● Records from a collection
_ _ _ _ _

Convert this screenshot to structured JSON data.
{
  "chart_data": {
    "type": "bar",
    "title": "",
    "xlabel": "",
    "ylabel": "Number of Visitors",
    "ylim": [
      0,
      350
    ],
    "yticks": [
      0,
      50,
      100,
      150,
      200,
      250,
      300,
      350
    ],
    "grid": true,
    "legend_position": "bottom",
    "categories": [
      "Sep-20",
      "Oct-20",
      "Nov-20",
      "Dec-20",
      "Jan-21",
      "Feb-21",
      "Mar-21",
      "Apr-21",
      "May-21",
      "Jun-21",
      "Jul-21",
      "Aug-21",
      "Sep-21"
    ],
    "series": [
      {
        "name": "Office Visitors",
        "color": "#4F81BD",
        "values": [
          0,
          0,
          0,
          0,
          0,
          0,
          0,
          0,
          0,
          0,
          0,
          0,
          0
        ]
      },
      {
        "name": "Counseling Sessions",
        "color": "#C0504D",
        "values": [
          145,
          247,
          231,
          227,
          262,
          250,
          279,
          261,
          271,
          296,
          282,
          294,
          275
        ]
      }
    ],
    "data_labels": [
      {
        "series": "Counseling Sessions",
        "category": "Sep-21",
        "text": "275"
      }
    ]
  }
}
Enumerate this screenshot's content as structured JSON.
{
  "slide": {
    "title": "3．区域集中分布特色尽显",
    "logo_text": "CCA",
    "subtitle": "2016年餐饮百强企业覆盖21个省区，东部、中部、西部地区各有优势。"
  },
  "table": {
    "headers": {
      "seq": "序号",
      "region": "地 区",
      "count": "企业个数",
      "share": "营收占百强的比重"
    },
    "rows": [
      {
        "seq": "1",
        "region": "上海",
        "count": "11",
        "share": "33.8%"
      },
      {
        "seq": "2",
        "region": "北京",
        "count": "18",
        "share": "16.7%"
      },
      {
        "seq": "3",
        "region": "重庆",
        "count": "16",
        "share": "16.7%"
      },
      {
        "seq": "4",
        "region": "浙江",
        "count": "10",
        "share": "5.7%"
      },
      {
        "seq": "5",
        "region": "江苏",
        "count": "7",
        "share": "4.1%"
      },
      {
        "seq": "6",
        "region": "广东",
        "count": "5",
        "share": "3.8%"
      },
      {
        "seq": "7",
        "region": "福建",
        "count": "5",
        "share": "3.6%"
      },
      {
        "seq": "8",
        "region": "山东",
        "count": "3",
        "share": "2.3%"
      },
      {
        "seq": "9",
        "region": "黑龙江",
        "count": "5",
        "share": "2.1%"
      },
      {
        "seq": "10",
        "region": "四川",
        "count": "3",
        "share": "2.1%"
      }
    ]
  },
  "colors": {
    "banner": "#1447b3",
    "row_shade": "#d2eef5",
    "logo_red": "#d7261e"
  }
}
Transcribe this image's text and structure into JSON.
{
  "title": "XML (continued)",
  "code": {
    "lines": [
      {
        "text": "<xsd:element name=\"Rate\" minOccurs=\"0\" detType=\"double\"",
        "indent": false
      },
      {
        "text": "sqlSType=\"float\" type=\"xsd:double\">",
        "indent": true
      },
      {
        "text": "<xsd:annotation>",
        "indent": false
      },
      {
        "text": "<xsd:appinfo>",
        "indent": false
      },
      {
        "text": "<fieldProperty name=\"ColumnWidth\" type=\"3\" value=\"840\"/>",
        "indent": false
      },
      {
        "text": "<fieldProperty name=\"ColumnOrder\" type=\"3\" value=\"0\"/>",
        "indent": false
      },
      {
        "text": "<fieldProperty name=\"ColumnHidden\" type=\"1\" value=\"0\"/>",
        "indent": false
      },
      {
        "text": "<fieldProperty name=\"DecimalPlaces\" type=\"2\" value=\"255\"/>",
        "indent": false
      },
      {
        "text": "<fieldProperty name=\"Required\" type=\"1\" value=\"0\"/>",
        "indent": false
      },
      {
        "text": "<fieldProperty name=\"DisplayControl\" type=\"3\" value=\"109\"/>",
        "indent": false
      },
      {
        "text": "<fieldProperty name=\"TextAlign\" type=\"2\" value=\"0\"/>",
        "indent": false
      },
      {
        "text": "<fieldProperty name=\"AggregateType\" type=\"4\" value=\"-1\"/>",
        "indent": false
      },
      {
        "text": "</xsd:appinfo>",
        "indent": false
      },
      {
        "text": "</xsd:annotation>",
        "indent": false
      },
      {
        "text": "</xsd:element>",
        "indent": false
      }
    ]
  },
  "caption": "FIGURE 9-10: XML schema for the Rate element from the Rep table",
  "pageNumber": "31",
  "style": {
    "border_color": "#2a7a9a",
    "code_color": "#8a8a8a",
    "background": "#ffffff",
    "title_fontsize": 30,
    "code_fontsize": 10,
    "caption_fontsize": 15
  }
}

_ _ _ _ _

● DIRECTIVE
Please repeat the listing exactly, with nothing left out.

● SOLUTION FOR THIS TASK
Convert this screenshot to structured JSON data.
{
  "chart_data": {
    "type": "bar",
    "title": "",
    "xlabel": "",
    "ylabel": "Number of Visitors",
    "ylim": [
      0,
      350
    ],
    "yticks": [
      0,
      50,
      100,
      150,
      200,
      250,
      300,
      350
    ],
    "grid": true,
    "legend_position": "bottom",
    "categories": [
      "Sep-20",
      "Oct-20",
      "Nov-20",
      "Dec-20",
      "Jan-21",
      "Feb-21",
      "Mar-21",
      "Apr-21",
      "May-21",
      "Jun-21",
      "Jul-21",
      "Aug-21",
      "Sep-21"
    ],
    "series": [
      {
        "name": "Office Visitors",
        "color": "#4F81BD",
        "values": [
          0,
          0,
          0,
          0,
          0,
          0,
          0,
          0,
          0,
          0,
          0,
          0,
          0
        ]
      },
      {
        "name": "Counseling Sessions",
        "color": "#C0504D",
        "values": [
          145,
          247,
          231,
          227,
          262,
          250,
          279,
          261,
          271,
          296,
          282,
          294,
          275
        ]
      }
    ],
    "data_labels": [
      {
        "series": "Counseling Sessions",
        "category": "Sep-21",
        "text": "275"
      }
    ]
  }
}
Enumerate this screenshot's content as structured JSON.
{
  "slide": {
    "title": "3．区域集中分布特色尽显",
    "logo_text": "CCA",
    "subtitle": "2016年餐饮百强企业覆盖21个省区，东部、中部、西部地区各有优势。"
  },
  "table": {
    "headers": {
      "seq": "序号",
      "region": "地 区",
      "count": "企业个数",
      "share": "营收占百强的比重"
    },
    "rows": [
      {
        "seq": "1",
        "region": "上海",
        "count": "11",
        "share": "33.8%"
      },
      {
        "seq": "2",
        "region": "北京",
        "count": "18",
        "share": "16.7%"
      },
      {
        "seq": "3",
        "region": "重庆",
        "count": "16",
        "share": "16.7%"
      },
      {
        "seq": "4",
        "region": "浙江",
        "count": "10",
        "share": "5.7%"
      },
      {
        "seq": "5",
        "region": "江苏",
        "count": "7",
        "share": "4.1%"
      },
      {
        "seq": "6",
        "region": "广东",
        "count": "5",
        "share": "3.8%"
      },
      {
        "seq": "7",
        "region": "福建",
        "count": "5",
        "share": "3.6%"
      },
      {
        "seq": "8",
        "region": "山东",
        "count": "3",
        "share": "2.3%"
      },
      {
        "seq": "9",
        "region": "黑龙江",
        "count": "5",
        "share": "2.1%"
      },
      {
        "seq": "10",
        "region": "四川",
        "count": "3",
        "share": "2.1%"
      }
    ]
  },
  "colors": {
    "banner": "#1447b3",
    "row_shade": "#d2eef5",
    "logo_red": "#d7261e"
  }
}
Transcribe this image's text and structure into JSON.
{
  "title": "XML (continued)",
  "code": {
    "lines": [
      {
        "text": "<xsd:element name=\"Rate\" minOccurs=\"0\" detType=\"double\"",
        "indent": false
      },
      {
        "text": "sqlSType=\"float\" type=\"xsd:double\">",
        "indent": true
      },
      {
        "text": "<xsd:annotation>",
        "indent": false
      },
      {
        "text": "<xsd:appinfo>",
        "indent": false
      },
      {
        "text": "<fieldProperty name=\"ColumnWidth\" type=\"3\" value=\"840\"/>",
        "indent": false
      },
      {
        "text": "<fieldProperty name=\"ColumnOrder\" type=\"3\" value=\"0\"/>",
        "indent": false
      },
      {
        "text": "<fieldProperty name=\"ColumnHidden\" type=\"1\" value=\"0\"/>",
        "indent": false
      },
      {
        "text": "<fieldProperty name=\"DecimalPlaces\" type=\"2\" value=\"255\"/>",
        "indent": false
      },
      {
        "text": "<fieldProperty name=\"Required\" type=\"1\" value=\"0\"/>",
        "indent": false
      },
      {
        "text": "<fieldProperty name=\"DisplayControl\" type=\"3\" value=\"109\"/>",
        "indent": false
      },
      {
        "text": "<fieldProperty name=\"TextAlign\" type=\"2\" value=\"0\"/>",
        "indent": false
      },
      {
        "text": "<fieldProperty name=\"AggregateType\" type=\"4\" value=\"-1\"/>",
        "indent": false
      },
      {
        "text": "</xsd:appinfo>",
        "indent": false
      },
      {
        "text": "</xsd:annotation>",
        "indent": false
      },
      {
        "text": "</xsd:element>",
        "indent": false
      }
    ]
  },
  "caption": "FIGURE 9-10: XML schema for the Rate element from the Rep table",
  "pageNumber": "31",
  "style": {
    "border_color": "#2a7a9a",
    "code_color": "#8a8a8a",
    "background": "#ffffff",
    "title_fontsize": 30,
    "code_fontsize": 10,
    "caption_fontsize": 15
  }
}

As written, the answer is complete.